• **REQUIREMENT A**
Answer these questions from the text on Exchange Online license assignments, one answer per line, marked like the questions:
(i) Which service plan do Office 365 E3 and E5 both include?
(ii) In the example, which license includes Exchange Online Plan 1?
(iii) What might Exchange Online do to the mailbox when the organization removes the Exchange Online Plan 1 license?
• **REQUIREMENT B**
Continue the text on Exchange Online license assignments from its last sentence.

• **DOCUMENT EXTRACT**
======
Concurrent License Assignments for Exchange Online
Traditionally, Exchange Online has not supported license stacking, which means that an Azure AD account can hold a single Exchange Online license. Most of the time this doesn’t matter because the usual situation is for an account to receive an Exchange Online license through a product SKU. For instance, Office 365 E3 and E5 both include the Exchange Online Plan 2 service plan.
However, it’s possible that an account might start out with a Microsoft 365 Business Basic license that includes Exchange Online Plan 1. The account belongs to a user who’s promoted to a management position that the organization requires to come within the scope of a retention policy and have an online archive. These features require Exchange Online Plan 2, so the organization removes the Microsoft 365 Business Basic license and assigns the account an Office 365 E3 license.
Exchange Online mandates that all user mailboxes have licenses. When the organization removes the Exchange Online Plan 1 license from the account, a chance exists that Exchange Online might soft-delete the mailbox and make it unavailable. The mailbox becomes available again when the account gains the Exchange Online Plan 2 license through Office 365 E3, but it’s not a great situation to be in if a user loses access to their mailbox while license administration is in progress.
======
• **EXTRACTED DATA**
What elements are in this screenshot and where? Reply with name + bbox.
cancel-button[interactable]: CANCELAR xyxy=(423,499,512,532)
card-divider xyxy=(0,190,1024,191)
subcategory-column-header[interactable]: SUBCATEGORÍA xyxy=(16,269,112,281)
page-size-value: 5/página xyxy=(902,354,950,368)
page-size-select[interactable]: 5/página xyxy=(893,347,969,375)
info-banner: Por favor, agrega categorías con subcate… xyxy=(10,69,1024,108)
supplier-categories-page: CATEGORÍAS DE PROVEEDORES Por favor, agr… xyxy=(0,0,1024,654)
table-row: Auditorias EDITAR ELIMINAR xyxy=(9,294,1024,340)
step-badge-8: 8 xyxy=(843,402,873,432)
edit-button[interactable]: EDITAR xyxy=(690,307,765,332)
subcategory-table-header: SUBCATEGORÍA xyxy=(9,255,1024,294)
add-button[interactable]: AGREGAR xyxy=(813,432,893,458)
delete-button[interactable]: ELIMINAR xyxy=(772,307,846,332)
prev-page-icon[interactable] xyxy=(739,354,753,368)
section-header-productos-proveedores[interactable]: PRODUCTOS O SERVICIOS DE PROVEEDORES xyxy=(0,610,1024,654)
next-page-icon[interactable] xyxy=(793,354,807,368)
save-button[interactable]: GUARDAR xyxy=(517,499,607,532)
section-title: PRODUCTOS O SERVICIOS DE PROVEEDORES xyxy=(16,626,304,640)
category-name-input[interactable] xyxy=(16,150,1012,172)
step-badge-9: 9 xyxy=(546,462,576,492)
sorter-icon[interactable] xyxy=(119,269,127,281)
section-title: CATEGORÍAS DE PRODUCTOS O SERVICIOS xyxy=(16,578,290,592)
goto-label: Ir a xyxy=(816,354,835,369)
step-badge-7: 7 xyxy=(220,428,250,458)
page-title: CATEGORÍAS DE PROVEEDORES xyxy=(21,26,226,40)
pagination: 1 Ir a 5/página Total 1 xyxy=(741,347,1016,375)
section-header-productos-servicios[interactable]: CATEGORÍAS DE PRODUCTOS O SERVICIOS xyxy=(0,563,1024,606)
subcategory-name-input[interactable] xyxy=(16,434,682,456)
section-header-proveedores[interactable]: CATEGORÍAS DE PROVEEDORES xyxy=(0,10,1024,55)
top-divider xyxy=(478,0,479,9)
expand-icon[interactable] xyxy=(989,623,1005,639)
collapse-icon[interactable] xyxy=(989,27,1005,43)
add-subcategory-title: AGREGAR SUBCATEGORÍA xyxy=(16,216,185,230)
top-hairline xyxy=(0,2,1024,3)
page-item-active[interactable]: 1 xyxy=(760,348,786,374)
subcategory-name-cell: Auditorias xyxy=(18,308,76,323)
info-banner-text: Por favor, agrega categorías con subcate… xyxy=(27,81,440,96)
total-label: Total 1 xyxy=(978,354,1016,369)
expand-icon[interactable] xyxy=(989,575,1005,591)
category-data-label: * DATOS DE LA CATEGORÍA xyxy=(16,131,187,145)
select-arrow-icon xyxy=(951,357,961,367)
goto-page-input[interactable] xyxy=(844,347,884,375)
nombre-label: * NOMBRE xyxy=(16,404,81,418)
======
• **WRITTEN ANSWER A**
(i) Exchange Online Plan 2
(ii) Microsoft 365 Business Basic
(iii) Soft-delete the mailbox and make it unavailable

• **WRITTEN ANSWER B**
Why Exchange Online License Stacking is Helpful
Support for license stacking (multiple concurrent licenses) means that the organization can assign the superior license to the account before removing the other license. This might happen through an automated process. For instance, a group-based licensing assignment might occur and assign the license because of the user’s new job means that they join a group. Later, another process might remove the inferior license from the account to return it to the unused license pool. Automated license assignment by reference to a property of Azure AD accounts is very common, both through Azure AD group-based assignment and purpose-built license management tools. Organizations often go down this route because of the complexity that’s sometimes found in understanding the combinations and permutations available in Azure AD licensing.
Group-Based Licensing for All
In August 2021, as part of their announcement about the retirement of the license assignment cmdlets in the Azure AD and MSOL PowerShell cmdlets. Microsoft promised to remove the additional licensing requirement for group-based licensing. That hasn’t happened yet because Microsoft has had to delay the move to the new licensing platform for Microsoft 365.
The current schedule deprecates the licensing cmdlets on March 31, 2023, and perhaps this will mark the point when Microsoft allows everyone to use group-based licensing. If you haven’t already migrated PowerShell scripts that do license management to the Microsoft Graph PowerShell SDK, it’s time to get going.
Good Housekeeping Change
Microsoft is rolling stacked licenses support for Exchange Online in the commercial clouds. Government clouds are next and will be done by the end of H1 2023. It’s not an exciting change, but it’s a good example of a housekeeping enhancement that will stop users losing access to their mailboxes due to internal license management.